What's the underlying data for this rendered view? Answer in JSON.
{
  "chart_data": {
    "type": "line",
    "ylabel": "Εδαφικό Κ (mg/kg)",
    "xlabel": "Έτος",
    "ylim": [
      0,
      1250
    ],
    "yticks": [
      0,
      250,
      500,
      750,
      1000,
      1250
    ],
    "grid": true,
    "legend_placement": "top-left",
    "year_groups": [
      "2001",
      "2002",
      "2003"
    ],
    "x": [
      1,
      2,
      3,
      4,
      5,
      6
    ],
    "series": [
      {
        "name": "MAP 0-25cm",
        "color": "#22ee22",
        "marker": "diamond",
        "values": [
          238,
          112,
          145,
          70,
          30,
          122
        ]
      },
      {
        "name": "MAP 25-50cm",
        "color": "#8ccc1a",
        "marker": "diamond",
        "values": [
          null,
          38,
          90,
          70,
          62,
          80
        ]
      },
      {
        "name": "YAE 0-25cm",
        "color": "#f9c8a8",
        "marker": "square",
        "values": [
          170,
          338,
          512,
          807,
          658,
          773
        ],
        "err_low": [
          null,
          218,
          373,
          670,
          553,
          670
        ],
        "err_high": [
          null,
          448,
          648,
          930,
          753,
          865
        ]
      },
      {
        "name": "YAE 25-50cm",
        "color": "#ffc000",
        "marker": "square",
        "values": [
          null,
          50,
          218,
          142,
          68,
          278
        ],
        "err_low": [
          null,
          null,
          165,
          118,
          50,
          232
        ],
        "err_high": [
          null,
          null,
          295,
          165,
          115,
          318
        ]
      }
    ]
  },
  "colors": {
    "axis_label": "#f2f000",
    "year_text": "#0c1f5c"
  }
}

- Exercise prompt: Using the listing above, retype each line exactly.

- Exercise solution:
What's the underlying data for this rendered view? Answer in JSON.
{
  "chart_data": {
    "type": "line",
    "ylabel": "Εδαφικό Κ (mg/kg)",
    "xlabel": "Έτος",
    "ylim": [
      0,
      1250
    ],
    "yticks": [
      0,
      250,
      500,
      750,
      1000,
      1250
    ],
    "grid": true,
    "legend_placement": "top-left",
    "year_groups": [
      "2001",
      "2002",
      "2003"
    ],
    "x": [
      1,
      2,
      3,
      4,
      5,
      6
    ],
    "series": [
      {
        "name": "MAP 0-25cm",
        "color": "#22ee22",
        "marker": "diamond",
        "values": [
          238,
          112,
          145,
          70,
          30,
          122
        ]
      },
      {
        "name": "MAP 25-50cm",
        "color": "#8ccc1a",
        "marker": "diamond",
        "values": [
          null,
          38,
          90,
          70,
          62,
          80
        ]
      },
      {
        "name": "YAE 0-25cm",
        "color": "#f9c8a8",
        "marker": "square",
        "values": [
          170,
          338,
          512,
          807,
          658,
          773
        ],
        "err_low": [
          null,
          218,
          373,
          670,
          553,
          670
        ],
        "err_high": [
          null,
          448,
          648,
          930,
          753,
          865
        ]
      },
      {
        "name": "YAE 25-50cm",
        "color": "#ffc000",
        "marker": "square",
        "values": [
          null,
          50,
          218,
          142,
          68,
          278
        ],
        "err_low": [
          null,
          null,
          165,
          118,
          50,
          232
        ],
        "err_high": [
          null,
          null,
          295,
          165,
          115,
          318
        ]
      }
    ]
  },
  "colors": {
    "axis_label": "#f2f000",
    "year_text": "#0c1f5c"
  }
}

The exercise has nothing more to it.